Records for processing →
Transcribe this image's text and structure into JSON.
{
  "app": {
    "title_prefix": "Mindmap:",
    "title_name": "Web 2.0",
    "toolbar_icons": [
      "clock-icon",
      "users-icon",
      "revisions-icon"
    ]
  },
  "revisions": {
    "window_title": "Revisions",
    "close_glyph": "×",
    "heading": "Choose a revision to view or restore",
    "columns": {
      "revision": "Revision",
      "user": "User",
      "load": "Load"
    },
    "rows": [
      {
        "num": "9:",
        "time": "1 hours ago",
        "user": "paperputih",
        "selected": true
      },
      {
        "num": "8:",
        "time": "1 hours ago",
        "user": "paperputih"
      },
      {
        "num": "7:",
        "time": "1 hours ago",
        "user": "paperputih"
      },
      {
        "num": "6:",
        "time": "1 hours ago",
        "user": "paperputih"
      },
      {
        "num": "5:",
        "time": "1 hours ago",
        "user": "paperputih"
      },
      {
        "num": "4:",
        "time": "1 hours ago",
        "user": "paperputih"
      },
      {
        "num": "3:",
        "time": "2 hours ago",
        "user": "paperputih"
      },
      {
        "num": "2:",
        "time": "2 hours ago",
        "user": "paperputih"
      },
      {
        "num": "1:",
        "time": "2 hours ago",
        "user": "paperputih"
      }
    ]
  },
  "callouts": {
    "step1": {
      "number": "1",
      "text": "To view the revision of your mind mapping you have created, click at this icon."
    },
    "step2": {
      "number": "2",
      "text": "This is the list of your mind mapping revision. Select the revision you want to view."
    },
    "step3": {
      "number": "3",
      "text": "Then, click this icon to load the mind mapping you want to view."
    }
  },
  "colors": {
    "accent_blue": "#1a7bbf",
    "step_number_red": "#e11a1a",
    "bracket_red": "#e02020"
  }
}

Direction → Give only the number of lines in the material above that include the word "view".

Exercise output → 4